Element box entries:
============

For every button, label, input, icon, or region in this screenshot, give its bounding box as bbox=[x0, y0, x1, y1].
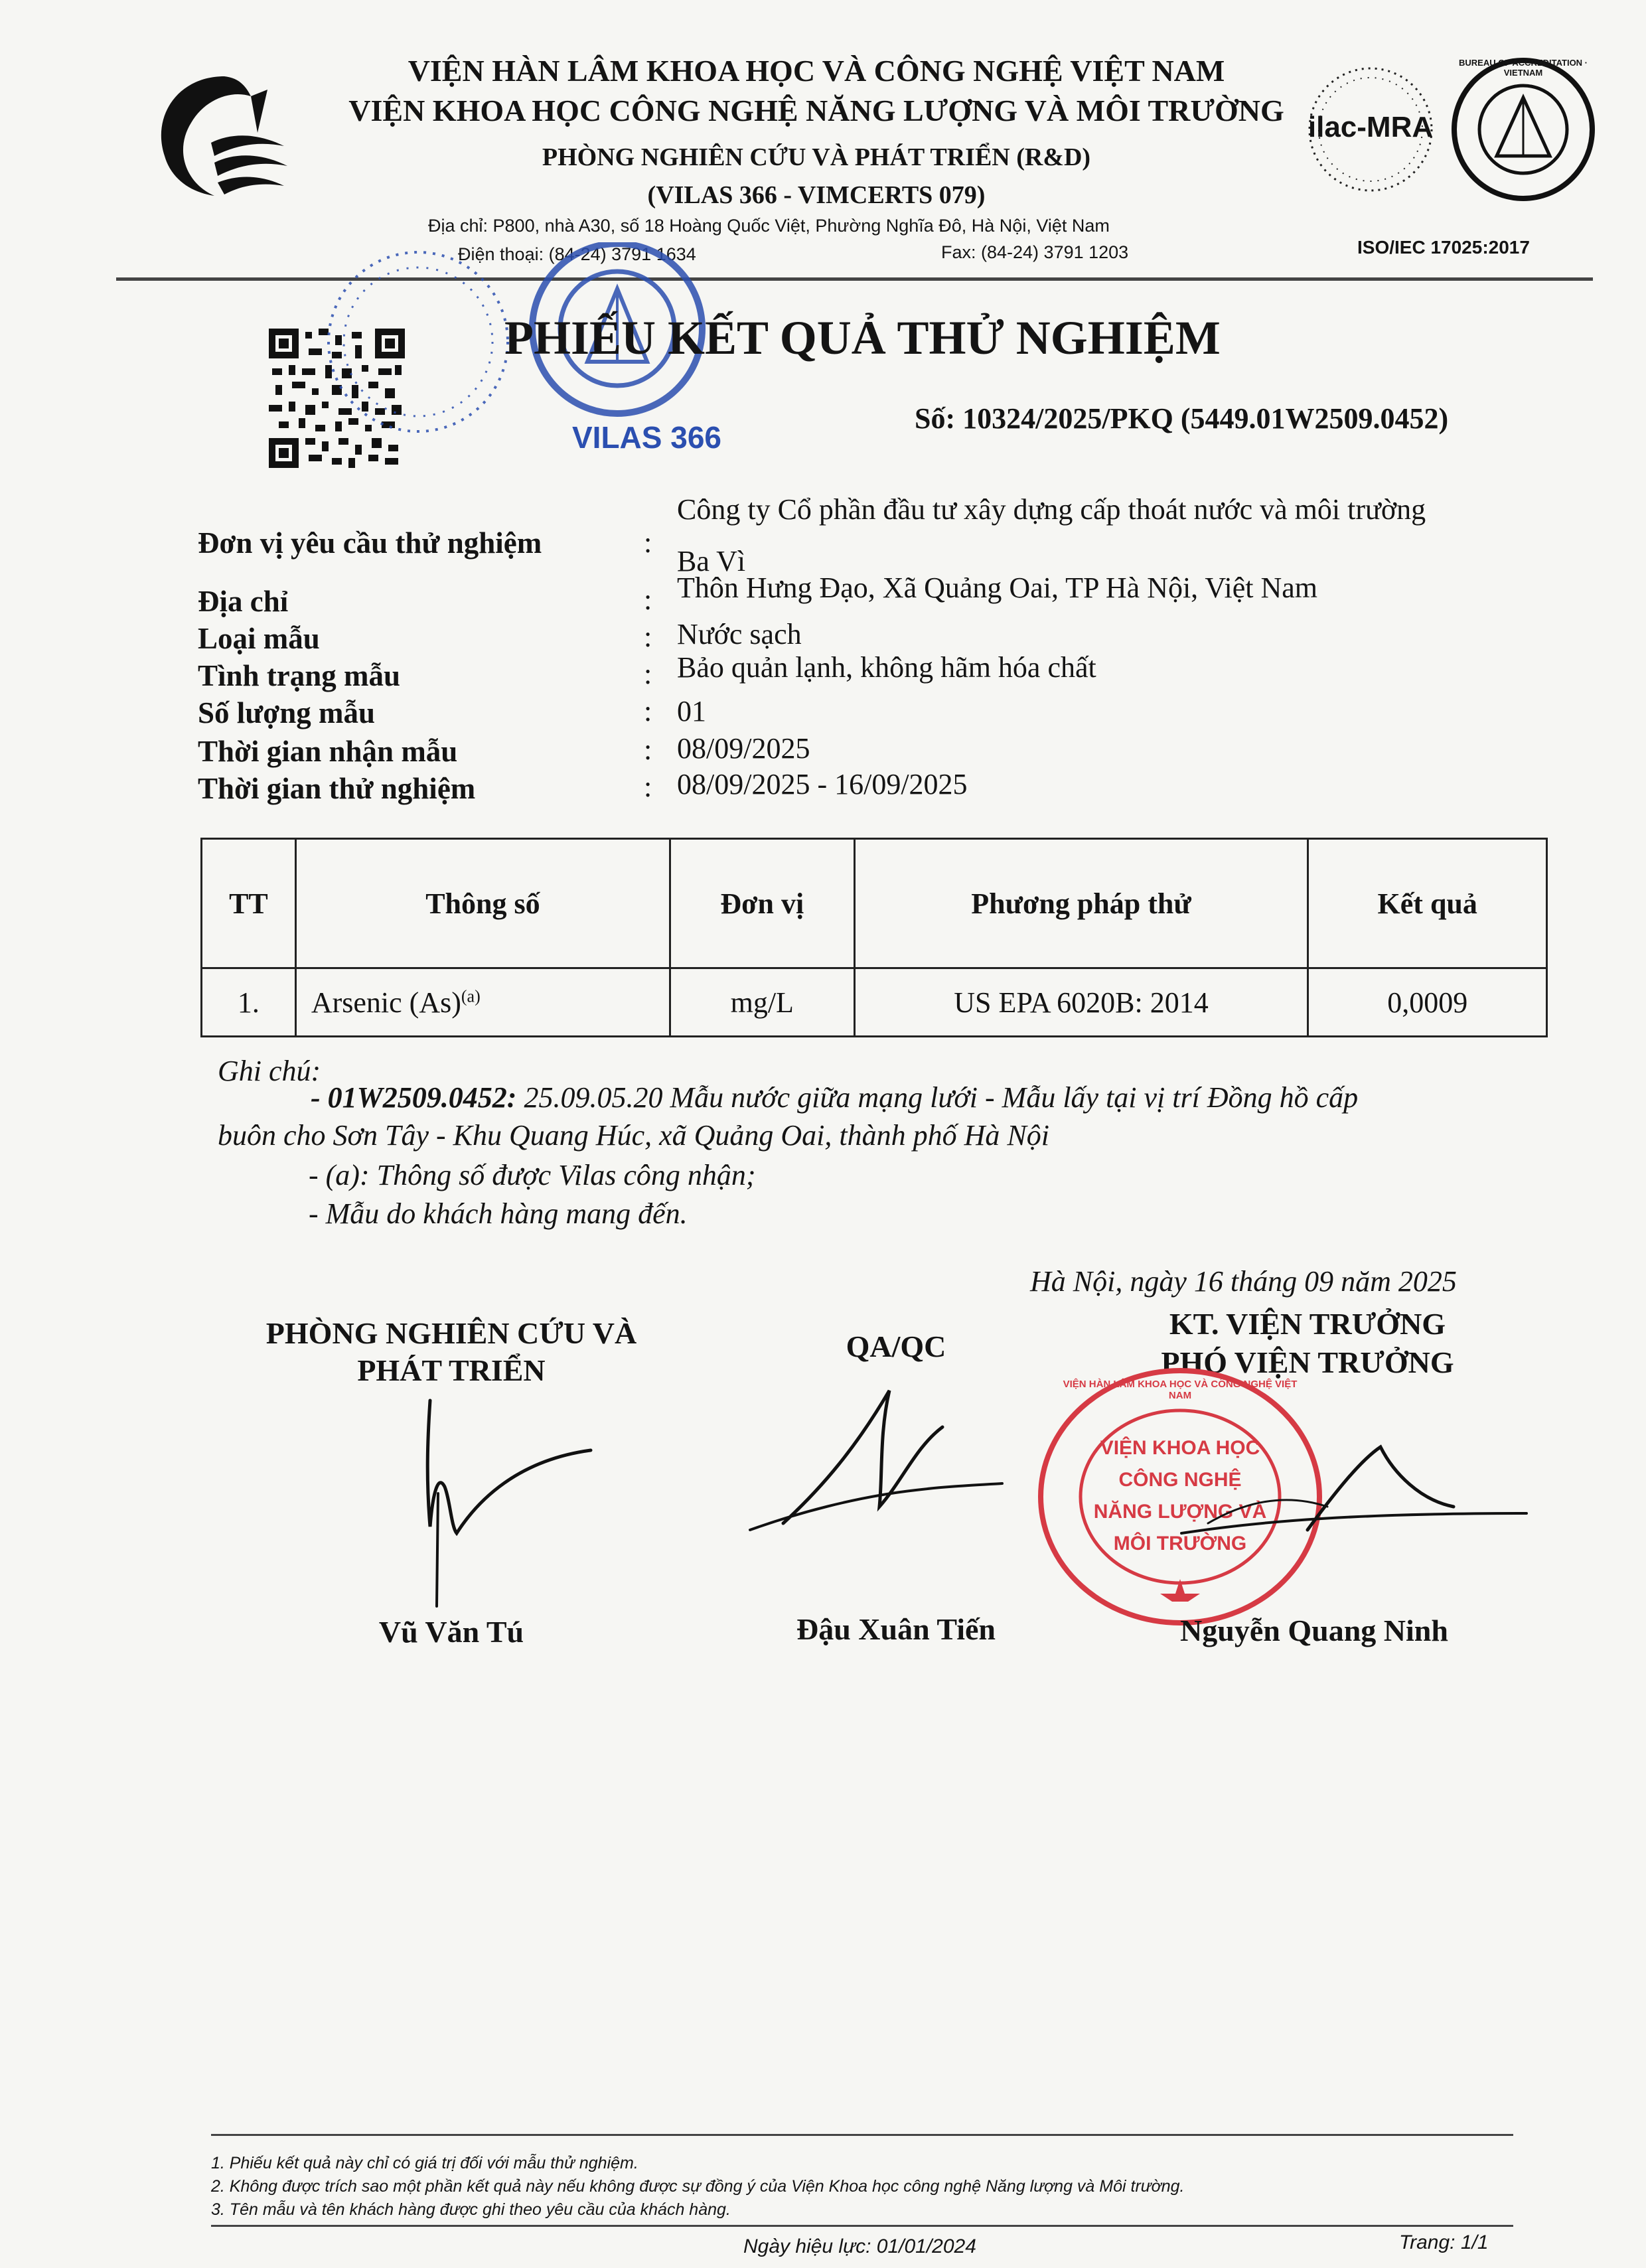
ilac-mra-logo bbox=[1301, 63, 1440, 196]
footer-note-1: 1. Phiếu kết quả này chỉ có giá trị đối với mẫu thử nghiệm. bbox=[211, 2154, 638, 2172]
info-label-sample-type: Loại mẫu bbox=[198, 622, 320, 655]
department-name: PHÒNG NGHIÊN CỨU VÀ PHÁT TRIỂN (R&D) bbox=[542, 143, 1091, 171]
info-label-sample-condition: Tình trạng mẫu bbox=[198, 659, 401, 692]
right-signer-title-2: PHÓ VIỆN TRƯỞNG bbox=[1161, 1345, 1454, 1379]
right-signer-name: Nguyễn Quang Ninh bbox=[1180, 1614, 1448, 1647]
left-signer-title-2: PHÁT TRIỂN bbox=[357, 1353, 546, 1387]
info-value-requester: Công ty Cổ phần đầu tư xây dựng cấp thoát nước và môi trường bbox=[677, 493, 1426, 526]
col-header-method: Phương pháp thử bbox=[854, 839, 1308, 968]
info-colon: : bbox=[644, 733, 652, 766]
seal-outer-text: VIỆN HÀN LÂM KHOA HỌC VÀ CÔNG NGHỆ VIỆT NAM bbox=[1063, 1379, 1298, 1401]
vilas-stamp-text: VILAS 366 bbox=[572, 420, 721, 455]
seal-inner-2: CÔNG NGHỆ bbox=[1118, 1469, 1242, 1491]
seal-star-icon bbox=[1140, 1576, 1220, 1603]
info-label-received: Thời gian nhận mẫu bbox=[198, 735, 458, 768]
info-label-address: Địa chỉ bbox=[198, 585, 289, 618]
page-number: Trang: 1/1 bbox=[1399, 2231, 1489, 2253]
issue-date-place: Hà Nội, ngày 16 tháng 09 năm 2025 bbox=[1030, 1265, 1457, 1298]
institute-name: VIỆN KHOA HỌC CÔNG NGHỆ NĂNG LƯỢNG VÀ MÔI TRƯỜNG bbox=[348, 94, 1284, 127]
address-line: Địa chỉ: P800, nhà A30, số 18 Hoàng Quốc Việt, Phường Nghĩa Đô, Hà Nội, Việt Nam bbox=[428, 216, 1110, 236]
right-signer-title-1: KT. VIỆN TRƯỞNG bbox=[1169, 1307, 1446, 1341]
info-colon: : bbox=[644, 583, 652, 616]
footer-note-3: 3. Tên mẫu và tên khách hàng được ghi theo yêu cầu của khách hàng. bbox=[211, 2200, 731, 2219]
note-1-code: - 01W2509.0452: bbox=[311, 1081, 517, 1114]
info-colon: : bbox=[644, 695, 652, 727]
info-value-address: Thôn Hưng Đạo, Xã Quảng Oai, TP Hà Nội, Việt Nam bbox=[677, 571, 1318, 604]
info-colon: : bbox=[644, 658, 652, 690]
left-signer-name: Vũ Văn Tú bbox=[378, 1615, 524, 1649]
info-value-requester-cont: Ba Vì bbox=[677, 545, 746, 577]
academy-name: VIỆN HÀN LÂM KHOA HỌC VÀ CÔNG NGHỆ VIỆT NAM bbox=[408, 54, 1225, 88]
seal-inner-1: VIỆN KHOA HỌC bbox=[1100, 1437, 1260, 1459]
footer-divider-bottom bbox=[211, 2225, 1513, 2227]
info-label-sample-count: Số lượng mẫu bbox=[198, 696, 375, 729]
col-header-unit: Đơn vị bbox=[670, 839, 854, 968]
parameter-name: Arsenic (As) bbox=[311, 986, 461, 1019]
info-colon: : bbox=[644, 526, 652, 559]
effective-date: Ngày hiệu lực: 01/01/2024 bbox=[743, 2235, 976, 2257]
col-header-parameter: Thông số bbox=[295, 839, 670, 968]
boa-seal-icon bbox=[1450, 56, 1596, 202]
table-header-row bbox=[202, 839, 1547, 968]
info-value-received: 08/09/2025 bbox=[677, 732, 810, 765]
notes-heading: Ghi chú: bbox=[218, 1055, 321, 1087]
footer-divider bbox=[211, 2134, 1513, 2136]
info-value-sample-condition: Bảo quản lạnh, không hãm hóa chất bbox=[677, 651, 1096, 684]
table-row bbox=[202, 968, 1547, 1037]
note-1 bbox=[311, 1081, 1358, 1114]
signature-middle bbox=[743, 1381, 1009, 1553]
info-value-sample-count: 01 bbox=[677, 695, 706, 727]
mid-signer-title: QA/QC bbox=[846, 1329, 946, 1363]
info-label-requester: Đơn vị yêu cầu thử nghiệm bbox=[198, 526, 542, 560]
info-value-sample-type: Nước sạch bbox=[677, 618, 802, 650]
col-header-result: Kết quả bbox=[1308, 839, 1547, 968]
seal-inner-3: NĂNG LƯỢNG VÀ bbox=[1093, 1501, 1267, 1523]
mid-signer-name: Đậu Xuân Tiến bbox=[796, 1612, 996, 1646]
seal-inner-4: MÔI TRƯỜNG bbox=[1113, 1533, 1247, 1554]
phone-line: Điện thoại: (84-24) 3791 1634 bbox=[458, 244, 696, 264]
ilac-logo-text: ilac-MRA bbox=[1308, 111, 1434, 143]
info-colon: : bbox=[644, 771, 652, 803]
info-label-test-period: Thời gian thử nghiệm bbox=[198, 772, 476, 805]
cell-unit: mg/L bbox=[670, 968, 854, 1037]
boa-logo-text: BUREAU OF ACCREDITATION · VIETNAM bbox=[1458, 58, 1588, 78]
fax-line: Fax: (84-24) 3791 1203 bbox=[941, 242, 1129, 262]
boa-logo bbox=[1450, 56, 1596, 202]
cell-tt: 1. bbox=[202, 968, 296, 1037]
cell-result: 0,0009 bbox=[1308, 968, 1547, 1037]
note-1-text: 25.09.05.20 Mẫu nước giữa mạng lưới - Mẫu lấy tại vị trí Đồng hồ cấp bbox=[516, 1081, 1359, 1114]
iso-standard: ISO/IEC 17025:2017 bbox=[1357, 237, 1530, 258]
note-3: - Mẫu do khách hàng mang đến. bbox=[309, 1197, 688, 1230]
note-2: - (a): Thông số được Vilas công nhận; bbox=[309, 1159, 756, 1191]
parameter-footnote-mark: (a) bbox=[461, 986, 481, 1006]
footer-note-2: 2. Không được trích sao một phần kết quả này nếu không được sự đồng ý của Viện Khoa học công nghệ Năng lượng và Môi trường. bbox=[211, 2177, 1185, 2196]
document-title: PHIẾU KẾT QUẢ THỬ NGHIỆM bbox=[504, 311, 1221, 364]
accreditation-codes: (VILAS 366 - VIMCERTS 079) bbox=[647, 181, 986, 209]
cell-method: US EPA 6020B: 2014 bbox=[854, 968, 1308, 1037]
note-1-continuation: buôn cho Sơn Tây - Khu Quang Húc, xã Quảng Oai, thành phố Hà Nội bbox=[218, 1119, 1049, 1152]
report-number: Số: 10324/2025/PKQ (5449.01W2509.0452) bbox=[915, 402, 1449, 435]
info-value-test-period: 08/09/2025 - 16/09/2025 bbox=[677, 768, 968, 800]
signature-right bbox=[1168, 1434, 1540, 1580]
signature-left bbox=[398, 1394, 611, 1613]
results-table bbox=[200, 838, 1548, 1037]
info-colon: : bbox=[644, 621, 652, 653]
col-header-tt: TT bbox=[202, 839, 296, 968]
cell-parameter bbox=[295, 968, 670, 1037]
left-signer-title-1: PHÒNG NGHIÊN CỨU VÀ bbox=[265, 1316, 637, 1350]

============

» **WHAT THE TASK ASKS**
Repeat the lines from the one with "ilac-mra-logo bbox=[1301, 63, 1440, 196]" up to and including the one with "department-name: PHÒNG NGHIÊN", exactly as they appear.

» **COMPLETE RESPONSE**
ilac-mra-logo bbox=[1301, 63, 1440, 196]
footer-note-1: 1. Phiếu kết quả này chỉ có giá trị đối với mẫu thử nghiệm. bbox=[211, 2154, 638, 2172]
info-label-sample-type: Loại mẫu bbox=[198, 622, 320, 655]
department-name: PHÒNG NGHIÊN CỨU VÀ PHÁT TRIỂN (R&D) bbox=[542, 143, 1091, 171]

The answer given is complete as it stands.